STATED EXERCISE>
The listing must be reproduced in full, exactly as it stands.

EXCERPTED RECORDS>
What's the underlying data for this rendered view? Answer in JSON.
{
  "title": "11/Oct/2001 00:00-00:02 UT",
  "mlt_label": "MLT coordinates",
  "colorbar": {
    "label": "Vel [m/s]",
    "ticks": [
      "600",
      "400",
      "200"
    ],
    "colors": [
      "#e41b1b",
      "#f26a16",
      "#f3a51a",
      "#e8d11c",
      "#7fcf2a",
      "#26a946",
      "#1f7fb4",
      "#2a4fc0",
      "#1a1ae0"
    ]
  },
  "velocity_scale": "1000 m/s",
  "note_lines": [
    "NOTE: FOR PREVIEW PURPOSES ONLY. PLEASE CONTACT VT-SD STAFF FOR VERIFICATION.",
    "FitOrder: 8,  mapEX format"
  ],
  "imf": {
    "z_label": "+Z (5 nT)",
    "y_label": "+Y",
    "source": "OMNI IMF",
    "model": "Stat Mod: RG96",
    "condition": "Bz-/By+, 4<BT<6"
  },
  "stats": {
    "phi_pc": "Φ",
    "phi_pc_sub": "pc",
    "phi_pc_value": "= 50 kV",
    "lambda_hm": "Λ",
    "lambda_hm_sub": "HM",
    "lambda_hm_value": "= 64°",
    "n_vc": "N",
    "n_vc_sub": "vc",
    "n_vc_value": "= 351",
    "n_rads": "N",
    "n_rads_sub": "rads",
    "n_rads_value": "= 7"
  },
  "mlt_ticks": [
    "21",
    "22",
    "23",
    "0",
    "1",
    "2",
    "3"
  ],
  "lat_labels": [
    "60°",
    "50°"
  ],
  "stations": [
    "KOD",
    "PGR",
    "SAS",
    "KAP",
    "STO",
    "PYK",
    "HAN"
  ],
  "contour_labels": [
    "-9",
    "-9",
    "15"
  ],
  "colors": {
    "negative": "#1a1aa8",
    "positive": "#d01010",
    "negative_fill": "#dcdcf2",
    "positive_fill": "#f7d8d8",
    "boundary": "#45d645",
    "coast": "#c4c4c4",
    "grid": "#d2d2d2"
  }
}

CORRECT RESPONSE>
What's the underlying data for this rendered view? Answer in JSON.
{
  "title": "11/Oct/2001 00:00-00:02 UT",
  "mlt_label": "MLT coordinates",
  "colorbar": {
    "label": "Vel [m/s]",
    "ticks": [
      "600",
      "400",
      "200"
    ],
    "colors": [
      "#e41b1b",
      "#f26a16",
      "#f3a51a",
      "#e8d11c",
      "#7fcf2a",
      "#26a946",
      "#1f7fb4",
      "#2a4fc0",
      "#1a1ae0"
    ]
  },
  "velocity_scale": "1000 m/s",
  "note_lines": [
    "NOTE: FOR PREVIEW PURPOSES ONLY. PLEASE CONTACT VT-SD STAFF FOR VERIFICATION.",
    "FitOrder: 8,  mapEX format"
  ],
  "imf": {
    "z_label": "+Z (5 nT)",
    "y_label": "+Y",
    "source": "OMNI IMF",
    "model": "Stat Mod: RG96",
    "condition": "Bz-/By+, 4<BT<6"
  },
  "stats": {
    "phi_pc": "Φ",
    "phi_pc_sub": "pc",
    "phi_pc_value": "= 50 kV",
    "lambda_hm": "Λ",
    "lambda_hm_sub": "HM",
    "lambda_hm_value": "= 64°",
    "n_vc": "N",
    "n_vc_sub": "vc",
    "n_vc_value": "= 351",
    "n_rads": "N",
    "n_rads_sub": "rads",
    "n_rads_value": "= 7"
  },
  "mlt_ticks": [
    "21",
    "22",
    "23",
    "0",
    "1",
    "2",
    "3"
  ],
  "lat_labels": [
    "60°",
    "50°"
  ],
  "stations": [
    "KOD",
    "PGR",
    "SAS",
    "KAP",
    "STO",
    "PYK",
    "HAN"
  ],
  "contour_labels": [
    "-9",
    "-9",
    "15"
  ],
  "colors": {
    "negative": "#1a1aa8",
    "positive": "#d01010",
    "negative_fill": "#dcdcf2",
    "positive_fill": "#f7d8d8",
    "boundary": "#45d645",
    "coast": "#c4c4c4",
    "grid": "#d2d2d2"
  }
}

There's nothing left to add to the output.